— TASK TO CARRY OUT —
Pick out every line with the word "JSON" and copy it.

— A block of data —
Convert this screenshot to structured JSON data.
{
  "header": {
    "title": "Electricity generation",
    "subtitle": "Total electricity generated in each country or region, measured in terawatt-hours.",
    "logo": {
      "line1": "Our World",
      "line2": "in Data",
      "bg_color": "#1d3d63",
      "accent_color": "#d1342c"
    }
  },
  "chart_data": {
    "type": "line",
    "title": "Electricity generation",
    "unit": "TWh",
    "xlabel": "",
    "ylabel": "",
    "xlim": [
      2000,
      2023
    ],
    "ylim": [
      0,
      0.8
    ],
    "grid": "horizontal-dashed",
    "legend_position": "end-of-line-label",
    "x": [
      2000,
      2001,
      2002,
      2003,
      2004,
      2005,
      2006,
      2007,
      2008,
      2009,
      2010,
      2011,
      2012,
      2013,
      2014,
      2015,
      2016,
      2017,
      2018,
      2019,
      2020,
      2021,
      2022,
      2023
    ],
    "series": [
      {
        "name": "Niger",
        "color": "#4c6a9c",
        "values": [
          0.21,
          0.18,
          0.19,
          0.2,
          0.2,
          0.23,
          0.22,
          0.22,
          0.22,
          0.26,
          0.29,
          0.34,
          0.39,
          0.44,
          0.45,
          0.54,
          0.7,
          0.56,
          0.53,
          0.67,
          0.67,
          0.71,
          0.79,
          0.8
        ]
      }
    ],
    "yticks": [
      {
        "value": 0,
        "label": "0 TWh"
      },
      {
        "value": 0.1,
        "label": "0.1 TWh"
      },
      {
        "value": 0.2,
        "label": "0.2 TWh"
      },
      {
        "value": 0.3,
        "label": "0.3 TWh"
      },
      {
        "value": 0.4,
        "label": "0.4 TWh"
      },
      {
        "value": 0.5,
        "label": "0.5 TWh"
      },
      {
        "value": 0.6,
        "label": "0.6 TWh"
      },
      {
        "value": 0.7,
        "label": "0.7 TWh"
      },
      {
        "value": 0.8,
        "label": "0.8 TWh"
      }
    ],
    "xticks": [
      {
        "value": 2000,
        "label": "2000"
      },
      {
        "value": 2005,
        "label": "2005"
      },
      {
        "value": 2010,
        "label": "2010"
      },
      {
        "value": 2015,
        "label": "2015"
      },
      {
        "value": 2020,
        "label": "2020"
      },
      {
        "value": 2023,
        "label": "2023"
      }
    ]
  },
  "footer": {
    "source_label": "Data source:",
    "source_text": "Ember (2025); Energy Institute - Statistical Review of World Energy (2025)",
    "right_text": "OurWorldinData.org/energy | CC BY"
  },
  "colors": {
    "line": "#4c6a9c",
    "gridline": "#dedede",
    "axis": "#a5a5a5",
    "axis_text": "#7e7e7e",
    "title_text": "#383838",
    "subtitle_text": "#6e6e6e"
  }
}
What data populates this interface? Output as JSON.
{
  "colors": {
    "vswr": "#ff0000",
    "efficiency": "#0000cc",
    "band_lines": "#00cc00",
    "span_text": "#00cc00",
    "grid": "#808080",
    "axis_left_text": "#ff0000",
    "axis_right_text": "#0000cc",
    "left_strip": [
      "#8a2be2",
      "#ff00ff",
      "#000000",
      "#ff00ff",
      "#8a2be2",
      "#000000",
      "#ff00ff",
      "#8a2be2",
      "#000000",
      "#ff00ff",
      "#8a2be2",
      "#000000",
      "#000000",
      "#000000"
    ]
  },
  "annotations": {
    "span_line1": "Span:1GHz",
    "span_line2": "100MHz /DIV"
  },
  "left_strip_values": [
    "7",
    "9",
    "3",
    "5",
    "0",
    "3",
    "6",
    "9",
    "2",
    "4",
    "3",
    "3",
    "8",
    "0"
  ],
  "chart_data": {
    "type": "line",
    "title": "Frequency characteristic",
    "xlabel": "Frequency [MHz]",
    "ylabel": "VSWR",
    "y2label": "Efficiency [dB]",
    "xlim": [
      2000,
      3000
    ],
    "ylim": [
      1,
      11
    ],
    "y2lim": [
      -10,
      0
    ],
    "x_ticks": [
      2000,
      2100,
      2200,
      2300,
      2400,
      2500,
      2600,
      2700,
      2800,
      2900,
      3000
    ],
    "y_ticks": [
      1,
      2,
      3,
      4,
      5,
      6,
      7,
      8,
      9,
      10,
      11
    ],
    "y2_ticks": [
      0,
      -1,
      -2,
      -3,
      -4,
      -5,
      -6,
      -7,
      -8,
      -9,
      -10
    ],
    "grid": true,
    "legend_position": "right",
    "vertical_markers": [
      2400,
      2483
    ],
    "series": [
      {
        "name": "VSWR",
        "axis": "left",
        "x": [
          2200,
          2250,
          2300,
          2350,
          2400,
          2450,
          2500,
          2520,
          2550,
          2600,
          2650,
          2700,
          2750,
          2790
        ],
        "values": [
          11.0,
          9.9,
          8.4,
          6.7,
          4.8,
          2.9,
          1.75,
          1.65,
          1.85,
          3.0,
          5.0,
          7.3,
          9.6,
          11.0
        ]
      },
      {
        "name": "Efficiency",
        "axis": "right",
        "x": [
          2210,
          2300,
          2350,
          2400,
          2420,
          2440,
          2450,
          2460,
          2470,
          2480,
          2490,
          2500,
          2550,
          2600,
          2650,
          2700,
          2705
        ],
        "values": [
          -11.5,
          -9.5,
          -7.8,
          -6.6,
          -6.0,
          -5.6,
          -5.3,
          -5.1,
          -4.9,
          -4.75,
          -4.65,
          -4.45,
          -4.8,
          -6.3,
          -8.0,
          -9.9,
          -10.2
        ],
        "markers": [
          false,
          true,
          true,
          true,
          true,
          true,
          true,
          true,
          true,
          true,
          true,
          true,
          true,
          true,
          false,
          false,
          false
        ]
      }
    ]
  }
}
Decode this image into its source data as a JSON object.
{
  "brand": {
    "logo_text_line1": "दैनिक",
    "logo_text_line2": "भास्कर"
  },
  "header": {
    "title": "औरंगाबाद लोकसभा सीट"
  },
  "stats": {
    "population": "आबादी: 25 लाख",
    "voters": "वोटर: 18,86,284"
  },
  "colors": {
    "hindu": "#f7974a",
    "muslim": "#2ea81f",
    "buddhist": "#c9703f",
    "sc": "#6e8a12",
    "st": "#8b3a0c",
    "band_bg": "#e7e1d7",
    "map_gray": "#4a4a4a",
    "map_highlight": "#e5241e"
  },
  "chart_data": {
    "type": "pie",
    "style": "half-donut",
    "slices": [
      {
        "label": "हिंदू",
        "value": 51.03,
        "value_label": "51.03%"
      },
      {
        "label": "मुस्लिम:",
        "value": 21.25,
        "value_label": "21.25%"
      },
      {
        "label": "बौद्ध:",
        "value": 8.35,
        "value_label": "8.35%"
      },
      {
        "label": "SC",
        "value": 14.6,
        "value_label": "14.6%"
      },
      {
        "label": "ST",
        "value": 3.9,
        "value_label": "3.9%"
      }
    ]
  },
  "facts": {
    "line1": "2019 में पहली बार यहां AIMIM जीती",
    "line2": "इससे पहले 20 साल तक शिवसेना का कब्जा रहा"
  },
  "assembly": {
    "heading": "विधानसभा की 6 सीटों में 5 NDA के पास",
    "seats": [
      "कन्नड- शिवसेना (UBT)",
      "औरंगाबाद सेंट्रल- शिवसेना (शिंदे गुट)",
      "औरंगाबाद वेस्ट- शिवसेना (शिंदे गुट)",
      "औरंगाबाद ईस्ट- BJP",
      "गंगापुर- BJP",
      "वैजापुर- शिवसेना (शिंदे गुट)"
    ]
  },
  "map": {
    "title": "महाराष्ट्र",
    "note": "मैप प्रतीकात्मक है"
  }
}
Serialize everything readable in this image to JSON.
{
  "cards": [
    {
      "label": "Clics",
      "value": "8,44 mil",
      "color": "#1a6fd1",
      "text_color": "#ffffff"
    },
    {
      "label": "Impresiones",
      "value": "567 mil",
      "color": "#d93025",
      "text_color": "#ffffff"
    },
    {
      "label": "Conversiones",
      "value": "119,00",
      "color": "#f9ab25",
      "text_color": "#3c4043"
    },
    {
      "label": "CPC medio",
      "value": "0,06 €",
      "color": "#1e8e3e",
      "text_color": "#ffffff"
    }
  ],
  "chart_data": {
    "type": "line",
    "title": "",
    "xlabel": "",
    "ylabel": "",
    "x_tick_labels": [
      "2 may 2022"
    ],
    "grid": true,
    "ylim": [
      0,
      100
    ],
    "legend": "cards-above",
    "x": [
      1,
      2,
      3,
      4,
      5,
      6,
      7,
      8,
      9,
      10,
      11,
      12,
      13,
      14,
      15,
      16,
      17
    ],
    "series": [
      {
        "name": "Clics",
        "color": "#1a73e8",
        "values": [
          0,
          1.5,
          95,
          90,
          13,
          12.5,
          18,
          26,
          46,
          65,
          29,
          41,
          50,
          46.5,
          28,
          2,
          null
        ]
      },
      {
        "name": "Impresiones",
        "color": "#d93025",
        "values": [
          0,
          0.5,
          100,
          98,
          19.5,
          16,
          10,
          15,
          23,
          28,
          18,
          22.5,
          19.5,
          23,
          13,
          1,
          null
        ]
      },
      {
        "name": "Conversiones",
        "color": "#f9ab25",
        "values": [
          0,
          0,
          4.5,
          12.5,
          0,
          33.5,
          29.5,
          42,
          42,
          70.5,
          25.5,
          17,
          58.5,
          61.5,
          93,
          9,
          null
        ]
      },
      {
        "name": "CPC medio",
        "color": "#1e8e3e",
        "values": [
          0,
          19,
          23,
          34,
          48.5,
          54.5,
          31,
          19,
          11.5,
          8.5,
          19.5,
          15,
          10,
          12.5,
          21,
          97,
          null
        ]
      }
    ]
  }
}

— TASK RESPONSE —
Convert this screenshot to structured JSON data.
What data populates this interface? Output as JSON.
Decode this image into its source data as a JSON object.
Serialize everything readable in this image to JSON.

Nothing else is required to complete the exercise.